**Try it:** Find every line in the records below that holds the word "Vermont" and copy it.

Transcription dataset entries:
--- START ---

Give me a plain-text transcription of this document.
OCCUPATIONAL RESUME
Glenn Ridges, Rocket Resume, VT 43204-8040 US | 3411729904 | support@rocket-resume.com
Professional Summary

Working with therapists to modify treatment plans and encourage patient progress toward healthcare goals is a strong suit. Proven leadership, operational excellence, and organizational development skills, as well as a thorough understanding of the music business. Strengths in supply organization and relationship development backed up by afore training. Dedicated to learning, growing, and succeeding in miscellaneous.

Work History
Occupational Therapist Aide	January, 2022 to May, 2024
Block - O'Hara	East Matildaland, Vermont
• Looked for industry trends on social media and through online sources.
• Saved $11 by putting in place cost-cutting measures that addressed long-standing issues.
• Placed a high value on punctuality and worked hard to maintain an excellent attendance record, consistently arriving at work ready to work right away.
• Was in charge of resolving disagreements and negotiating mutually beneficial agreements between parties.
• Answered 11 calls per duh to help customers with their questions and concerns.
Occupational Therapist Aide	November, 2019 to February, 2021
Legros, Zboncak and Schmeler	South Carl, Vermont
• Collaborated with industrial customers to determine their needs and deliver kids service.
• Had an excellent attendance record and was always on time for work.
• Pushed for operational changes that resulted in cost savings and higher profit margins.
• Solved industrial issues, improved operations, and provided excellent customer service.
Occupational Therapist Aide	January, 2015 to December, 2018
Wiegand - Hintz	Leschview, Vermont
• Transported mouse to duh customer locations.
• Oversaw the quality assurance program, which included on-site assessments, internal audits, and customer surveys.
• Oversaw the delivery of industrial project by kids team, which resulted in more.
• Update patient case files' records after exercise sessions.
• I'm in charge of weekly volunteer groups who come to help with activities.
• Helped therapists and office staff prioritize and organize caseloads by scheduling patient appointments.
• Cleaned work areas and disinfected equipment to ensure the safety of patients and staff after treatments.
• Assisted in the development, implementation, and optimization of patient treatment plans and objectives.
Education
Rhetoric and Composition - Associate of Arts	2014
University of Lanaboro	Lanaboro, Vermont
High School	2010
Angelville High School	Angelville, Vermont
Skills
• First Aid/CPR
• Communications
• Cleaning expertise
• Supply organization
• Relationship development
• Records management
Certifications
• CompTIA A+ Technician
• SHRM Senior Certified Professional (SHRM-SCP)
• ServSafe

--- END ---

**Your solution:**
Block - O'Hara	East Matildaland, Vermont
Legros, Zboncak and Schmeler	South Carl, Vermont
Wiegand - Hintz	Leschview, Vermont
University of Lanaboro	Lanaboro, Vermont
Angelville High School	Angelville, Vermont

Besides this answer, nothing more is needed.